任务要求 1: 请照录文档节选中以包含“同事告诉他,可以找位于丰台区”的语句开头、以“的就是想获得这些赔偿或补偿。”结尾的那部分文字。
任务要求 2: 根据文档节选,张程路在公司工作了多少年?

文档节选:
# # #
同事告诉他,可以找位于丰台区西四环的致诚公益农民工法律援助中心,那里不光替农民工打官司,还不收钱。一听有这样的好事,他就打听着来到这里,并见到了中心的郝冠群律师。
郝律师了解到,张程路在公司工作了5年之久,但从未签订过劳动合同,公司也没有给他缴纳过社会保险。
“这些年来,公司给员工发工资发的是现金。工资表、考勤表之类资料全部由公司掌管,张程路手里没有任何能够证明劳动关系存在的有价值的东西。”郝冠群说,没有证据证明劳动关系存在就无法认定工伤,认定不了工伤就不能进行劳动能力鉴定,鉴定不了伤残级别就无从谈起工伤赔偿,而张程路找法律援助的目的就是想获得这些赔偿或补偿。
# # #
[从合集中提取的数据]
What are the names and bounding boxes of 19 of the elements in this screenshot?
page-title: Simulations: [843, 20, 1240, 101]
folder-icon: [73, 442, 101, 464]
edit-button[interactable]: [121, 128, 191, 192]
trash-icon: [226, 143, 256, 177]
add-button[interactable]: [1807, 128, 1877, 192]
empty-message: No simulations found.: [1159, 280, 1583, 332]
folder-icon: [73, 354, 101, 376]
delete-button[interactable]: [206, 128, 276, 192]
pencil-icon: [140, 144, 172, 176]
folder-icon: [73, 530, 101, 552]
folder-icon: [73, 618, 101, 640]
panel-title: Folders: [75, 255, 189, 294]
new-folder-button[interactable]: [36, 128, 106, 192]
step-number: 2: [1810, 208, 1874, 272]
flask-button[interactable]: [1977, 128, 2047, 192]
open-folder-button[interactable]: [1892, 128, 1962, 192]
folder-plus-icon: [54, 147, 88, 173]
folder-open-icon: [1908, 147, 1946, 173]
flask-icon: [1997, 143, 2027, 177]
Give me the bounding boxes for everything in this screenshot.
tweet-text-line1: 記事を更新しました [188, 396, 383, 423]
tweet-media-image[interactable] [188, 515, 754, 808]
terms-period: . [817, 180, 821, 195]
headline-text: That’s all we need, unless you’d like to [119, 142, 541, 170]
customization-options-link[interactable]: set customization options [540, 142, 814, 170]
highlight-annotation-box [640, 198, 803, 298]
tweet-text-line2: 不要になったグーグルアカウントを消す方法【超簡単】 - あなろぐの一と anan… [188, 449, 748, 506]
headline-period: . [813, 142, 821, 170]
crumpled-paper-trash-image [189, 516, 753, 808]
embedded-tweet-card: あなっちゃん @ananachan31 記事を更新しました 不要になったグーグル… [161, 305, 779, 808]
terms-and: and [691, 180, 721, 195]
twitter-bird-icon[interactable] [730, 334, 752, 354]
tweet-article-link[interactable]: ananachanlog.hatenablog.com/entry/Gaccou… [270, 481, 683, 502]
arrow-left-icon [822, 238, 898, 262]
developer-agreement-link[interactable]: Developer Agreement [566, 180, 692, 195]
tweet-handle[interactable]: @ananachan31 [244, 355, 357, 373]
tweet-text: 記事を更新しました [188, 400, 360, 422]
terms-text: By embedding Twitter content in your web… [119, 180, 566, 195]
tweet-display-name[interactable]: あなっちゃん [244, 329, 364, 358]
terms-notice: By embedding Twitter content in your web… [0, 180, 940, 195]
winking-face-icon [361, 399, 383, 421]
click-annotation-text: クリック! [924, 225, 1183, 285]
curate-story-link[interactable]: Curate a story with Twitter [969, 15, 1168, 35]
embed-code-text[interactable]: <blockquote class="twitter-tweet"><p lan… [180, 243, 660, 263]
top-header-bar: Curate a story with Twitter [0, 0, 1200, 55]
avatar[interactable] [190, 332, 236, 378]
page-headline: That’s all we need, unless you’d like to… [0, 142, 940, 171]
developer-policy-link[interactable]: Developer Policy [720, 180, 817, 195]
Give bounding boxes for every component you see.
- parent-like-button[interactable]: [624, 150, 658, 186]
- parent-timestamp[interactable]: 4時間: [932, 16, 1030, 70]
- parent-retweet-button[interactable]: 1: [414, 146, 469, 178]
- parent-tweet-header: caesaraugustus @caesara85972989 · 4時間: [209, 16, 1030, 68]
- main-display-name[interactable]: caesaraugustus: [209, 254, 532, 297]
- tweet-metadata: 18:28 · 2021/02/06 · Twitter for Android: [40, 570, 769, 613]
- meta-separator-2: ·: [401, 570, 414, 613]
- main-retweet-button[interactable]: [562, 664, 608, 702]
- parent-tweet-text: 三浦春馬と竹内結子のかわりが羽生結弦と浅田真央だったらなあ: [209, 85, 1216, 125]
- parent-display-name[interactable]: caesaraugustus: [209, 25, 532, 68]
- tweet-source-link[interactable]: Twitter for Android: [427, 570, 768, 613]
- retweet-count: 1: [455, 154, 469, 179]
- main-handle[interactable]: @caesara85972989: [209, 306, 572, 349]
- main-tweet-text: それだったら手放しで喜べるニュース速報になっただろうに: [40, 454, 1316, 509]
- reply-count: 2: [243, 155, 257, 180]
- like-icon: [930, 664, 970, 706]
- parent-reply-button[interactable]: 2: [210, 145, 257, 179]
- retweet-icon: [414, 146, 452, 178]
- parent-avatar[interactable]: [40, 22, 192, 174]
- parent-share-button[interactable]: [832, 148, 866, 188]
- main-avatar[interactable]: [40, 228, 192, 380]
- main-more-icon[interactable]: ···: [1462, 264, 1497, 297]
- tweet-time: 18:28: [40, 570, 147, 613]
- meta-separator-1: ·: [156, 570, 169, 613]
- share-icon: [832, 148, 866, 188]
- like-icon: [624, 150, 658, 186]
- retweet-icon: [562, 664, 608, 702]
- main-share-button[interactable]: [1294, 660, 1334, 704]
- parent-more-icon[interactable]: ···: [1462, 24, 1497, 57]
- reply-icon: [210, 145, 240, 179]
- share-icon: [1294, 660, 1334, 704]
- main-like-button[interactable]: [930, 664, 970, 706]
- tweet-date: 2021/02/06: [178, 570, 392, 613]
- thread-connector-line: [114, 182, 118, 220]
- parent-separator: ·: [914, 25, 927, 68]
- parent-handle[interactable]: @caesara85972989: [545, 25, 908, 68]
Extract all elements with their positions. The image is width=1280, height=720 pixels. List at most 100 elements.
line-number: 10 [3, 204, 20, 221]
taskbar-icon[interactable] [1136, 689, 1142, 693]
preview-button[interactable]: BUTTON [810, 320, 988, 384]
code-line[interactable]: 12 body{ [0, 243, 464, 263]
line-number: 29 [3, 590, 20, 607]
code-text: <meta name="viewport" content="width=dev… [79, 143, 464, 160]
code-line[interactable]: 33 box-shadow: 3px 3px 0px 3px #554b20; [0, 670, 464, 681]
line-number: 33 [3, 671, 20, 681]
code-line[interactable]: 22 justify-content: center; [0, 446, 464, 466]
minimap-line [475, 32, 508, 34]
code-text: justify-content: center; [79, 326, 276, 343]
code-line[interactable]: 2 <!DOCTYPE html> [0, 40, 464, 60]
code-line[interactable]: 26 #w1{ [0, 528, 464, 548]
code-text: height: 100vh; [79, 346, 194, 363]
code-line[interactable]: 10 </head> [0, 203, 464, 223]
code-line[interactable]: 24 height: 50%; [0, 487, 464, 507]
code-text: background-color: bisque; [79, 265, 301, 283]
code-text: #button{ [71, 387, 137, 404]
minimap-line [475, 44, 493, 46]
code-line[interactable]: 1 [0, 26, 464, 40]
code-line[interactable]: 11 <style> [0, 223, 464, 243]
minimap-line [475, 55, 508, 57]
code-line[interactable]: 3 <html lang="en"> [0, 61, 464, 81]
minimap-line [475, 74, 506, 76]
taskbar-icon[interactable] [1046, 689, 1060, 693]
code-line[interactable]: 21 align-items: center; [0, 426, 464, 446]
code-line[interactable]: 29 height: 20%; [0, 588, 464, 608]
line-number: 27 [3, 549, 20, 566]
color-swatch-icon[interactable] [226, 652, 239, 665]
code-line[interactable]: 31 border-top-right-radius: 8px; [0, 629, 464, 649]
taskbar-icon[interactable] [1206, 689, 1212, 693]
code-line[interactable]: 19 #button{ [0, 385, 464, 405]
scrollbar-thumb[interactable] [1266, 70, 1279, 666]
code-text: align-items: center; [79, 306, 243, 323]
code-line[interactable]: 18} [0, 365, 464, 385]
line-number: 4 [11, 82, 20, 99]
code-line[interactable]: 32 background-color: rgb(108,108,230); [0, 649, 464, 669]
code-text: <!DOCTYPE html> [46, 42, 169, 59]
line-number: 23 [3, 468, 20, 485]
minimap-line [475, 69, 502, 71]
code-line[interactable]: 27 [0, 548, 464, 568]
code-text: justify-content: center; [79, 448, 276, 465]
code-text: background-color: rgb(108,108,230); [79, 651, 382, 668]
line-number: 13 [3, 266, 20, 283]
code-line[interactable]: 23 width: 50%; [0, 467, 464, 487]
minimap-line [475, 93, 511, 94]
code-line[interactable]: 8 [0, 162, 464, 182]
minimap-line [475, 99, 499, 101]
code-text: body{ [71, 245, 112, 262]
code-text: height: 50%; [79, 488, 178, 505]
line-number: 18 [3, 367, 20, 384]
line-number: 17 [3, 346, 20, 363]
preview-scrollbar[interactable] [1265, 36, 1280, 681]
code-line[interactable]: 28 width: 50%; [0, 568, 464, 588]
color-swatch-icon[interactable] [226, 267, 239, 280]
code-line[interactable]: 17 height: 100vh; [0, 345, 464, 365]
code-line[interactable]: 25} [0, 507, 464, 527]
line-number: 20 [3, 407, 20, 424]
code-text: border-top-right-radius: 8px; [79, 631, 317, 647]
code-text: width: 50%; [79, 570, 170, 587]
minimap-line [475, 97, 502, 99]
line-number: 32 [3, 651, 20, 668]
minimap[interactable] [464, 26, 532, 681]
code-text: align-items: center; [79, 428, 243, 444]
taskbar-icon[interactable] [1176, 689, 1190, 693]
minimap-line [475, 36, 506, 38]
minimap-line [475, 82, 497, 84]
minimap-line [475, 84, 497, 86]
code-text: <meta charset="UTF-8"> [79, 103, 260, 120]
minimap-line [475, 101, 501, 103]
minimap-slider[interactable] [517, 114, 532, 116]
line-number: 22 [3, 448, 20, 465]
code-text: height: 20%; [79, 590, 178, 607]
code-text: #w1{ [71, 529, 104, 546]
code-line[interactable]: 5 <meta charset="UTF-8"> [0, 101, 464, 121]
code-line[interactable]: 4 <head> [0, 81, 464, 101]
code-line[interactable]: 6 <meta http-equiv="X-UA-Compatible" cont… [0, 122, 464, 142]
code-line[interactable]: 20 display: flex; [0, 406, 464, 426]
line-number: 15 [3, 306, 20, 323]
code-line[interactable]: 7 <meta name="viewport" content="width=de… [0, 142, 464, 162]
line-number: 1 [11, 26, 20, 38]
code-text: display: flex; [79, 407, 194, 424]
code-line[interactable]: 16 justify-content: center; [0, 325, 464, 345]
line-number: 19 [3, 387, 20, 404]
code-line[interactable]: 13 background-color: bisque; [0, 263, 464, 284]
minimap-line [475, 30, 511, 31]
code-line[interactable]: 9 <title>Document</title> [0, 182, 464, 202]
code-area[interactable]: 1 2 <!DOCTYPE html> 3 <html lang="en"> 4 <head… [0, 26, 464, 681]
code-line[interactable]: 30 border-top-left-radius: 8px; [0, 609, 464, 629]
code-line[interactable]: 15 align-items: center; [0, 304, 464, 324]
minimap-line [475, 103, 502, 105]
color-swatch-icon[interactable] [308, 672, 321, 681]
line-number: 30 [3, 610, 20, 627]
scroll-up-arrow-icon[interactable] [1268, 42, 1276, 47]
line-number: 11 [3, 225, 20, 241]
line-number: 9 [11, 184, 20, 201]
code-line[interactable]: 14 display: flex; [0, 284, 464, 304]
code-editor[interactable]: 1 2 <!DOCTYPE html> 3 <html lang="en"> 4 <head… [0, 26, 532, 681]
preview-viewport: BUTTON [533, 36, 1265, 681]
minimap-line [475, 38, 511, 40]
# # #
参考答案 1:
同事告诉他,可以找位于丰台区西四环的致诚公益农民工法律援助中心,那里不光替农民工打官司,还不收钱。一听有这样的好事,他就打听着来到这里,并见到了中心的郝冠群律师。
郝律师了解到,张程路在公司工作了5年之久,但从未签订过劳动合同,公司也没有给他缴纳过社会保险。
“这些年来,公司给员工发工资发的是现金。工资表、考勤表之类资料全部由公司掌管,张程路手里没有任何能够证明劳动关系存在的有价值的东西。”郝冠群说,没有证据证明劳动关系存在就无法认定工伤,认定不了工伤就不能进行劳动能力鉴定,鉴定不了伤残级别就无从谈起工伤赔偿,而张程路找法律援助的目的就是想获得这些赔偿或补偿。

参考答案 2: 5年。